Data records:
-- start --
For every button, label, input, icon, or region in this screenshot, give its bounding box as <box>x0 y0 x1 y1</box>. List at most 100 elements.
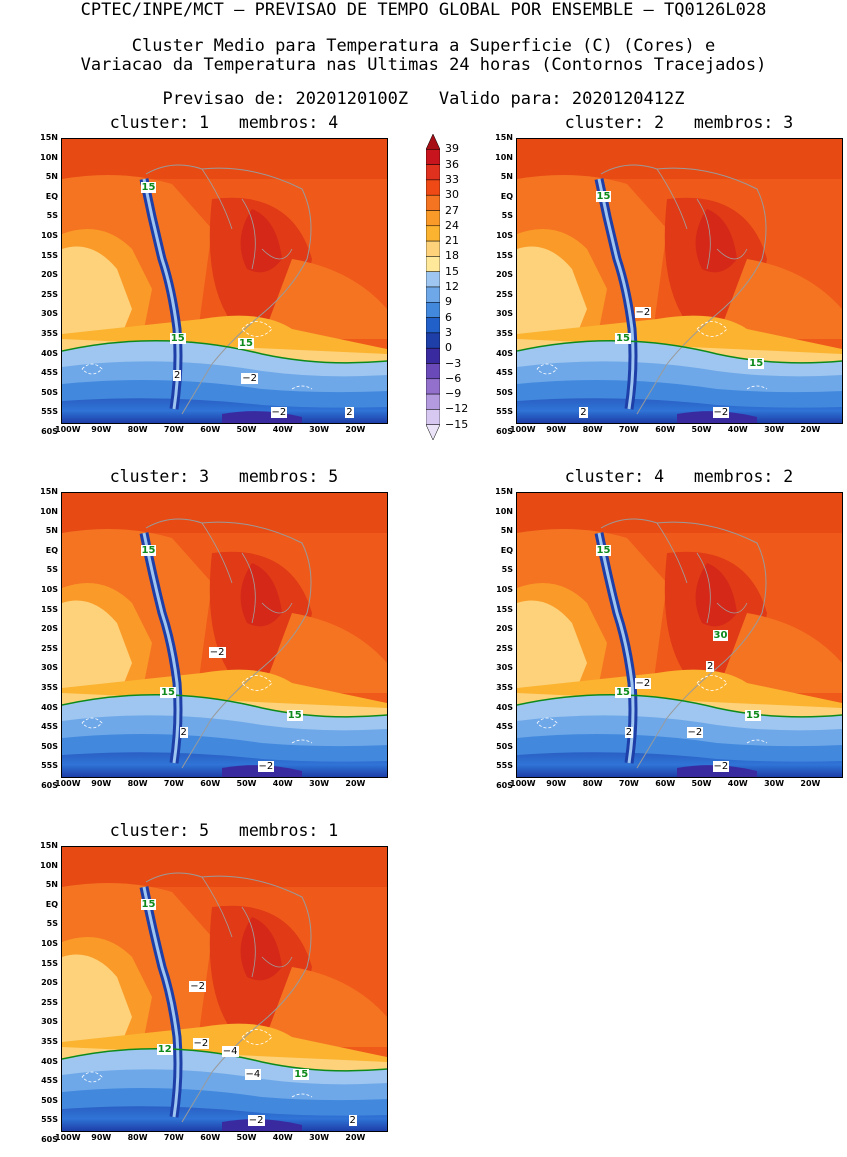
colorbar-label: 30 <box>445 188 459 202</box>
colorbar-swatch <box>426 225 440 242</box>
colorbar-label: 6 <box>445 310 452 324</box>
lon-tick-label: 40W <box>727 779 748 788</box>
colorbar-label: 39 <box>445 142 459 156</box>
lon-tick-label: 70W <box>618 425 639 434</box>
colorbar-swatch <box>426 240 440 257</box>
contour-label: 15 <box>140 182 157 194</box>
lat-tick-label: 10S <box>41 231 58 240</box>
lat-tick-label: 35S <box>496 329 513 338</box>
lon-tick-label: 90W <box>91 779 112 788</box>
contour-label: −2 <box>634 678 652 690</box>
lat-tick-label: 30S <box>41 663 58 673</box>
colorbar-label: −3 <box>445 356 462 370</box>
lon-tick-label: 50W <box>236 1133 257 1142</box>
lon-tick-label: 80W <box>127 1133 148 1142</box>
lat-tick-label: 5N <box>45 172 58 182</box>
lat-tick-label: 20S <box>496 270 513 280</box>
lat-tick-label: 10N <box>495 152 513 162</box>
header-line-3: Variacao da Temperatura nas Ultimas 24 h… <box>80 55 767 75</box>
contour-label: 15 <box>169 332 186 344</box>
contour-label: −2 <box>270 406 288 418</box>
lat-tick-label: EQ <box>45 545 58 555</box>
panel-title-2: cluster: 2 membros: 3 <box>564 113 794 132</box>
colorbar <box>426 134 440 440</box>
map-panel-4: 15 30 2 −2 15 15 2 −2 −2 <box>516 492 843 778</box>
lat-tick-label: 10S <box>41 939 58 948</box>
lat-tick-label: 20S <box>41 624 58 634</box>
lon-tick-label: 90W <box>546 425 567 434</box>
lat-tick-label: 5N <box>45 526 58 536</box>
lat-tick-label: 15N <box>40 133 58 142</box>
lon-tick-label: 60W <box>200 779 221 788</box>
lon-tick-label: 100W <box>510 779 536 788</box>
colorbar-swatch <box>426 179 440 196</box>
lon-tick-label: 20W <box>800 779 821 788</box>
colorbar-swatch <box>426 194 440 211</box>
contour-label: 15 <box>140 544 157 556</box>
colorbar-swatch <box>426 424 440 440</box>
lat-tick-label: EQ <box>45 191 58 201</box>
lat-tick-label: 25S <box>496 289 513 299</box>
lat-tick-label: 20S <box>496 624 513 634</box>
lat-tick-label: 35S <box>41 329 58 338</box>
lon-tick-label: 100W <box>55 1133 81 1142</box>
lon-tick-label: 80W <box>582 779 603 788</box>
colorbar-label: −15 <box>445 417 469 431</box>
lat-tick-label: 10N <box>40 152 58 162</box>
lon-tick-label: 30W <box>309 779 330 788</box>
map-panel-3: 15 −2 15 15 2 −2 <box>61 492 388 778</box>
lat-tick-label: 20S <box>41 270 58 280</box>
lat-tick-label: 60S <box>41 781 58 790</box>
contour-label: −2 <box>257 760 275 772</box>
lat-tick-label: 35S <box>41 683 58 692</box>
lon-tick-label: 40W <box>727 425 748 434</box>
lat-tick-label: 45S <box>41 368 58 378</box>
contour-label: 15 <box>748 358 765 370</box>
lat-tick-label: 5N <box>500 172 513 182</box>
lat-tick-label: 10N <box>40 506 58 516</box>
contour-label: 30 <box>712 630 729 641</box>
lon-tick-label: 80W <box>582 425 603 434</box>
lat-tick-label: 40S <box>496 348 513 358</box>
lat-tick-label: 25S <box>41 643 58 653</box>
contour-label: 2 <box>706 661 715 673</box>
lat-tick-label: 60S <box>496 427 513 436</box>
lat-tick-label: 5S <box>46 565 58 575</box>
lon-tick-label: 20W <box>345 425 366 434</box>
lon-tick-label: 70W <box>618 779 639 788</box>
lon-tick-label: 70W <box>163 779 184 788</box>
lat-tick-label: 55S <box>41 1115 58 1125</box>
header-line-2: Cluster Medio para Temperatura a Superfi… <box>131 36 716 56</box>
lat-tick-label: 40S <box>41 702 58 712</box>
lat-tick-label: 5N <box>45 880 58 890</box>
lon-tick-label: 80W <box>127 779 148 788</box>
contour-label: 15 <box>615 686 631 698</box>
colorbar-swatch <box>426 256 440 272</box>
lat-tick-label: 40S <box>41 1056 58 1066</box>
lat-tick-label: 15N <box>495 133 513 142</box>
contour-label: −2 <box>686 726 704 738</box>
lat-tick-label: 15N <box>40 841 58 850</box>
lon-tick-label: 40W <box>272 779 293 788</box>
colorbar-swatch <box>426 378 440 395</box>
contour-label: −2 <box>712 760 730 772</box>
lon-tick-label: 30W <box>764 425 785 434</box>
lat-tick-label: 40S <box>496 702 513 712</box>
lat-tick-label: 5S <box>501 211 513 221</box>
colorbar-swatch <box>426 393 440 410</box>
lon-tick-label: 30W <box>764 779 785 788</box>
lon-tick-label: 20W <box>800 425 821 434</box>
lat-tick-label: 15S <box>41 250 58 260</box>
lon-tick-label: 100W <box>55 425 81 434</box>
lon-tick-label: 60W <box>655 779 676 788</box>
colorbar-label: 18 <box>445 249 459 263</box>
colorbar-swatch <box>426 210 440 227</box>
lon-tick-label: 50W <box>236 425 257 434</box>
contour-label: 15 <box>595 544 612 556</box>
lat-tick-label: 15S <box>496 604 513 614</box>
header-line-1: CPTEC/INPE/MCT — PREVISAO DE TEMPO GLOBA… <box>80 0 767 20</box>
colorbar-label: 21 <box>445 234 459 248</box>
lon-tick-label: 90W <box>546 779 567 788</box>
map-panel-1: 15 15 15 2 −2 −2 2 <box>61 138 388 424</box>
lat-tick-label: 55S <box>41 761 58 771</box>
-- end --
TASK STATEMENT.
Reproduce all of the data records above, line for line, leaving out the pictures.

THE RESULT.
For every button, label, input, icon, or region in this screenshot, give its bounding box as <box>x0 y0 x1 y1</box>. List at most 100 elements.
colorbar-label: 30 <box>445 188 459 202</box>
colorbar-swatch <box>426 225 440 242</box>
colorbar-label: 6 <box>445 310 452 324</box>
lon-tick-label: 40W <box>727 779 748 788</box>
colorbar-label: 39 <box>445 142 459 156</box>
lon-tick-label: 70W <box>618 425 639 434</box>
colorbar-swatch <box>426 240 440 257</box>
contour-label: 15 <box>140 182 157 194</box>
lat-tick-label: 10S <box>41 231 58 240</box>
lat-tick-label: 35S <box>496 329 513 338</box>
lon-tick-label: 90W <box>91 779 112 788</box>
contour-label: −2 <box>634 678 652 690</box>
lat-tick-label: 30S <box>41 663 58 673</box>
colorbar-label: −3 <box>445 356 462 370</box>
lon-tick-label: 50W <box>236 1133 257 1142</box>
lon-tick-label: 80W <box>127 1133 148 1142</box>
lat-tick-label: 5N <box>45 172 58 182</box>
lat-tick-label: 20S <box>496 270 513 280</box>
lat-tick-label: 10N <box>495 152 513 162</box>
header-line-3: Variacao da Temperatura nas Ultimas 24 h… <box>80 55 767 75</box>
contour-label: 15 <box>169 332 186 344</box>
contour-label: −2 <box>270 406 288 418</box>
lat-tick-label: EQ <box>45 545 58 555</box>
panel-title-2: cluster: 2 membros: 3 <box>564 113 794 132</box>
colorbar <box>426 134 440 440</box>
map-panel-4: 15 30 2 −2 15 15 2 −2 −2 <box>516 492 843 778</box>
lat-tick-label: 10S <box>41 939 58 948</box>
lat-tick-label: 20S <box>41 624 58 634</box>
lon-tick-label: 90W <box>546 425 567 434</box>
lat-tick-label: 5N <box>45 526 58 536</box>
lat-tick-label: 15N <box>40 133 58 142</box>
lon-tick-label: 60W <box>200 779 221 788</box>
lon-tick-label: 100W <box>510 779 536 788</box>
colorbar-swatch <box>426 179 440 196</box>
lon-tick-label: 20W <box>800 779 821 788</box>
colorbar-swatch <box>426 194 440 211</box>
contour-label: 15 <box>140 544 157 556</box>
colorbar-swatch <box>426 424 440 440</box>
lat-tick-label: EQ <box>45 191 58 201</box>
lat-tick-label: 25S <box>496 289 513 299</box>
lat-tick-label: 20S <box>496 624 513 634</box>
lat-tick-label: 35S <box>41 329 58 338</box>
lon-tick-label: 100W <box>55 1133 81 1142</box>
lon-tick-label: 80W <box>582 779 603 788</box>
colorbar-label: −15 <box>445 417 469 431</box>
lat-tick-label: 10N <box>40 152 58 162</box>
lon-tick-label: 30W <box>309 779 330 788</box>
map-panel-3: 15 −2 15 15 2 −2 <box>61 492 388 778</box>
lat-tick-label: 20S <box>41 270 58 280</box>
lat-tick-label: 60S <box>41 781 58 790</box>
contour-label: −2 <box>257 760 275 772</box>
lat-tick-label: 35S <box>41 683 58 692</box>
lon-tick-label: 40W <box>727 425 748 434</box>
lat-tick-label: 45S <box>41 368 58 378</box>
contour-label: 15 <box>748 358 765 370</box>
lat-tick-label: 5N <box>500 172 513 182</box>
lat-tick-label: 10N <box>40 506 58 516</box>
contour-label: 30 <box>712 630 729 641</box>
lon-tick-label: 80W <box>582 425 603 434</box>
lat-tick-label: 40S <box>496 348 513 358</box>
lat-tick-label: 25S <box>41 643 58 653</box>
contour-label: 2 <box>706 661 715 673</box>
lat-tick-label: 60S <box>496 427 513 436</box>
lat-tick-label: 5S <box>46 565 58 575</box>
lon-tick-label: 20W <box>345 425 366 434</box>
lon-tick-label: 70W <box>618 779 639 788</box>
lon-tick-label: 70W <box>163 779 184 788</box>
lat-tick-label: 55S <box>41 1115 58 1125</box>
header-line-2: Cluster Medio para Temperatura a Superfi… <box>131 36 716 56</box>
lat-tick-label: 40S <box>41 702 58 712</box>
lat-tick-label: 5N <box>45 880 58 890</box>
lon-tick-label: 80W <box>127 779 148 788</box>
contour-label: 15 <box>615 686 631 698</box>
colorbar-swatch <box>426 256 440 272</box>
lat-tick-label: 40S <box>41 1056 58 1066</box>
lat-tick-label: 15N <box>495 133 513 142</box>
contour-label: −2 <box>686 726 704 738</box>
lat-tick-label: 15N <box>40 841 58 850</box>
lon-tick-label: 40W <box>272 779 293 788</box>
colorbar-swatch <box>426 378 440 395</box>
contour-label: −2 <box>712 760 730 772</box>
lon-tick-label: 30W <box>764 425 785 434</box>
lat-tick-label: 40S <box>496 702 513 712</box>
lat-tick-label: 5S <box>501 211 513 221</box>
colorbar-swatch <box>426 393 440 410</box>
lon-tick-label: 30W <box>764 779 785 788</box>
lon-tick-label: 20W <box>800 425 821 434</box>
lat-tick-label: 15S <box>41 250 58 260</box>
lon-tick-label: 100W <box>55 425 81 434</box>
lon-tick-label: 60W <box>655 779 676 788</box>
colorbar-label: 18 <box>445 249 459 263</box>
colorbar-swatch <box>426 210 440 227</box>
lon-tick-label: 50W <box>236 425 257 434</box>
contour-label: 15 <box>595 544 612 556</box>
lat-tick-label: 15S <box>496 604 513 614</box>
header-line-1: CPTEC/INPE/MCT — PREVISAO DE TEMPO GLOBA… <box>80 0 767 20</box>
colorbar-label: 21 <box>445 234 459 248</box>
lon-tick-label: 90W <box>546 779 567 788</box>
map-panel-1: 15 15 15 2 −2 −2 2 <box>61 138 388 424</box>
lat-tick-label: 55S <box>41 761 58 771</box>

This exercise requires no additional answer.